-- start --

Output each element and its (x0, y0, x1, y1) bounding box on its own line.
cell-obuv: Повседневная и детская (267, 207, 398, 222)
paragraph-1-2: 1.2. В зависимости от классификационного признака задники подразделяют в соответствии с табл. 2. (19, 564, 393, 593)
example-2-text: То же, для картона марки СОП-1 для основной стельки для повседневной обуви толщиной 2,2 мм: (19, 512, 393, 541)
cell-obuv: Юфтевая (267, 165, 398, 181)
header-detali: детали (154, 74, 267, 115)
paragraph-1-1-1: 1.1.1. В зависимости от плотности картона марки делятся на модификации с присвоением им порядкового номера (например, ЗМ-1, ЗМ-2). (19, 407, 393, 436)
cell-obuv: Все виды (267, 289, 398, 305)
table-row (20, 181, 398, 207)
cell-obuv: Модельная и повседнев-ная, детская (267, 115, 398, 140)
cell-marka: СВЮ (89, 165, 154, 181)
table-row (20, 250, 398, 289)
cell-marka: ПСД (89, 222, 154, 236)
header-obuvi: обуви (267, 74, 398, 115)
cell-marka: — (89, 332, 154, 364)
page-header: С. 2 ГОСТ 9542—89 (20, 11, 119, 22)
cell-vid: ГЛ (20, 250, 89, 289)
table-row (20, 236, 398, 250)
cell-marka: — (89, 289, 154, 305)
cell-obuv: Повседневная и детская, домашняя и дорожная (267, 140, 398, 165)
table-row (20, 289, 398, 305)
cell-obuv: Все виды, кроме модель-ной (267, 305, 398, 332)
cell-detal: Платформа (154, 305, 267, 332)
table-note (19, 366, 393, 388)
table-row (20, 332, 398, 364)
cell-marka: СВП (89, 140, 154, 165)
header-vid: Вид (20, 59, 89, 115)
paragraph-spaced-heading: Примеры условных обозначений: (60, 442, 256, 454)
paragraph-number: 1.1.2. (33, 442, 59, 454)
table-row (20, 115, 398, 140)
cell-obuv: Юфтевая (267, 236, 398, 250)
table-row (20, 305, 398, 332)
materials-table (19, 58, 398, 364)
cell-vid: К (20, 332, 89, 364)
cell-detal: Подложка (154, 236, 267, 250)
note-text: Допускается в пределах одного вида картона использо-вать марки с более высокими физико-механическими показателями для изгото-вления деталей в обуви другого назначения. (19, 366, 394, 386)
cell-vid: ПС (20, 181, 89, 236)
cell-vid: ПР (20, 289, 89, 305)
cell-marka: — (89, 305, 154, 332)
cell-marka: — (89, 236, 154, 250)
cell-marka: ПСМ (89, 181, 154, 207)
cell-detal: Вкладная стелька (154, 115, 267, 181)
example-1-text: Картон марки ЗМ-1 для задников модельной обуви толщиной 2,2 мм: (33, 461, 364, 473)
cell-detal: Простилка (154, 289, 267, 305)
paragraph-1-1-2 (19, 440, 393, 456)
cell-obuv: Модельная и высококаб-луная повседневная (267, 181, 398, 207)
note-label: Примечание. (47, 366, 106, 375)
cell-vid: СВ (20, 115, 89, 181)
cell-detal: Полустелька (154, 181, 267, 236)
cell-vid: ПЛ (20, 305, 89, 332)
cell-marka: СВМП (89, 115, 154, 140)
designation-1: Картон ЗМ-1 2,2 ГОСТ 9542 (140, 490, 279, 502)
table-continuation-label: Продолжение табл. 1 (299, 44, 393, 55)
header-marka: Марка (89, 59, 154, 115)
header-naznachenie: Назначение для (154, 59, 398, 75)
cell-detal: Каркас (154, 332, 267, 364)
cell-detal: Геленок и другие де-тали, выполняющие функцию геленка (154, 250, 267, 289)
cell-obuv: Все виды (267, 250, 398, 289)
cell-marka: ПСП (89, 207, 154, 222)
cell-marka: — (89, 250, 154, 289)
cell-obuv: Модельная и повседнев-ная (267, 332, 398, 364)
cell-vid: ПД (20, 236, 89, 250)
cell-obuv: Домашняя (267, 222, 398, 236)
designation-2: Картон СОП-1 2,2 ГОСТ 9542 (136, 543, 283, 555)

-- end --
-- start --

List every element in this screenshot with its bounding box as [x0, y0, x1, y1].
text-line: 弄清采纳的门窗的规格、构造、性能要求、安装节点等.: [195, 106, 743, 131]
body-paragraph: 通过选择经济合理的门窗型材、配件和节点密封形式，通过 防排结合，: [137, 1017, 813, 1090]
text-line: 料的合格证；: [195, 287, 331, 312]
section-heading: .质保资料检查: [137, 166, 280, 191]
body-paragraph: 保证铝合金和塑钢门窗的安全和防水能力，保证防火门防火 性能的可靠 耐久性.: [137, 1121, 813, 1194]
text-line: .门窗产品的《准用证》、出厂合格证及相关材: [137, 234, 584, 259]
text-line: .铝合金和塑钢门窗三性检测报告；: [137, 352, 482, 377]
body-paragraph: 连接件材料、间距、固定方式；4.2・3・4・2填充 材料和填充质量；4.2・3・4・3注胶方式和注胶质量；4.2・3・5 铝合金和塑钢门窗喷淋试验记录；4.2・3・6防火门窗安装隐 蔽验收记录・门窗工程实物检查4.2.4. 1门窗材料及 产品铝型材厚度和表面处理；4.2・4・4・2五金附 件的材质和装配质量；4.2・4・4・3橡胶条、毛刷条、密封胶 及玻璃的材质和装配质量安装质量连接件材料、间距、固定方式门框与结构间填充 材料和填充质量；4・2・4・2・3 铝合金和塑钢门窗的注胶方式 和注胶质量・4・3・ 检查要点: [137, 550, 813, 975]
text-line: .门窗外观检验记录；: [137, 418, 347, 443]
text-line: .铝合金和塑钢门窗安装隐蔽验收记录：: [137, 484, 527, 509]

-- end --
-- start --

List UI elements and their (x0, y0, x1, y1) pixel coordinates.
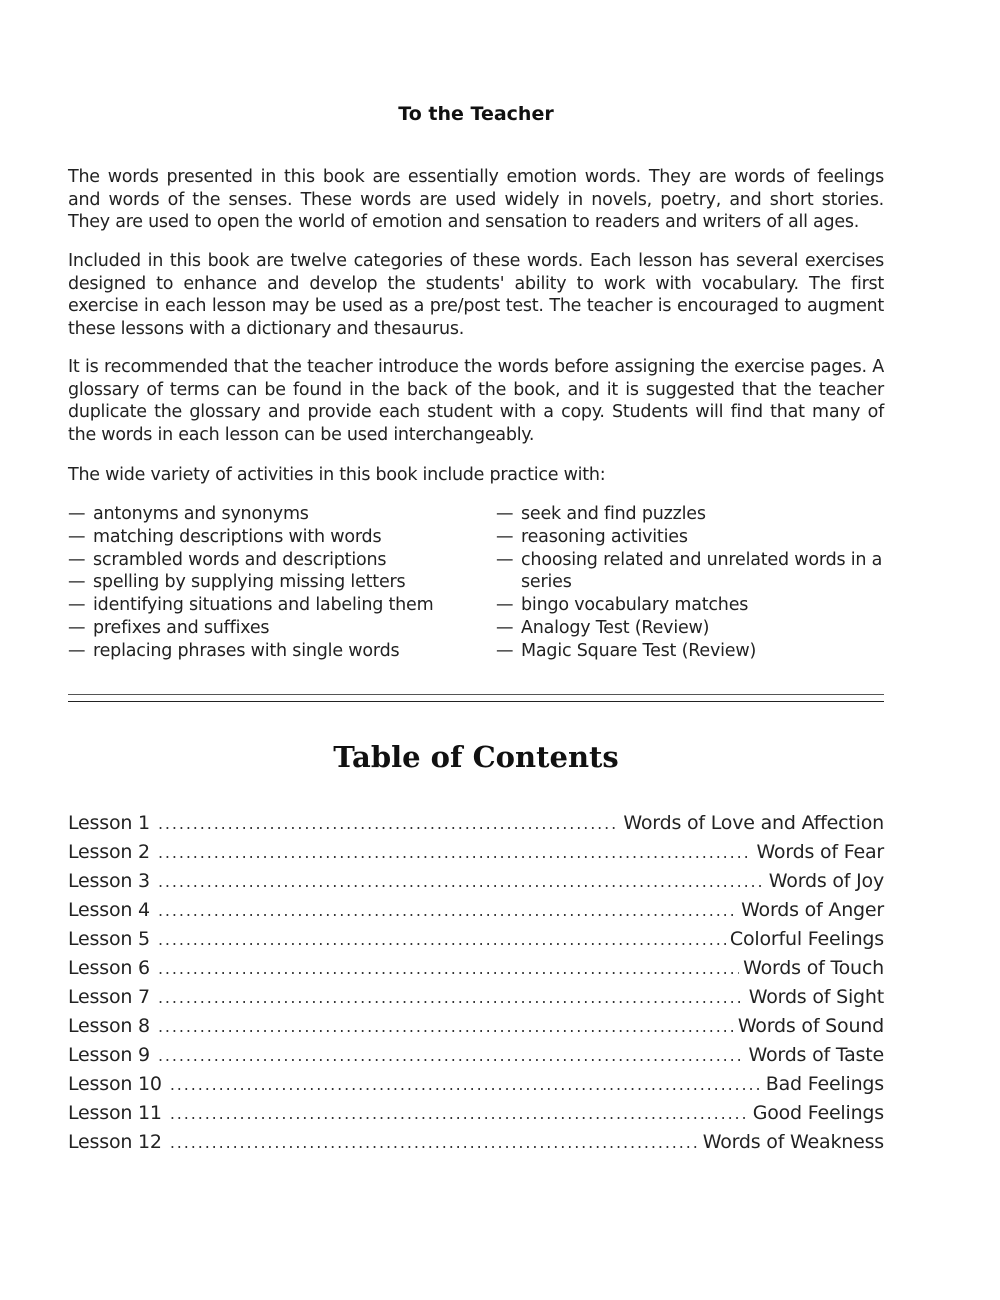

-- end --

Exercise instructions => Copy the rows from the line with "Output each element" to the line with "cell-marka: — (89, 332, 154, 364)", both included, without any changes.

Solution to the problem =>
Output each element and its (x0, y0, x1, y1) bounding box on its own line.
cell-obuv: Повседневная и детская (267, 207, 398, 222)
paragraph-1-2: 1.2. В зависимости от классификационного признака задники подразделяют в соответствии с табл. 2. (19, 564, 393, 593)
example-2-text: То же, для картона марки СОП-1 для основной стельки для повседневной обуви толщиной 2,2 мм: (19, 512, 393, 541)
cell-obuv: Юфтевая (267, 165, 398, 181)
header-detali: детали (154, 74, 267, 115)
paragraph-1-1-1: 1.1.1. В зависимости от плотности картона марки делятся на модификации с присвоением им порядкового номера (например, ЗМ-1, ЗМ-2). (19, 407, 393, 436)
cell-obuv: Все виды (267, 289, 398, 305)
table-row (20, 181, 398, 207)
cell-obuv: Модельная и повседнев-ная, детская (267, 115, 398, 140)
cell-marka: СВЮ (89, 165, 154, 181)
table-row (20, 250, 398, 289)
cell-marka: ПСД (89, 222, 154, 236)
header-obuvi: обуви (267, 74, 398, 115)
cell-marka: — (89, 332, 154, 364)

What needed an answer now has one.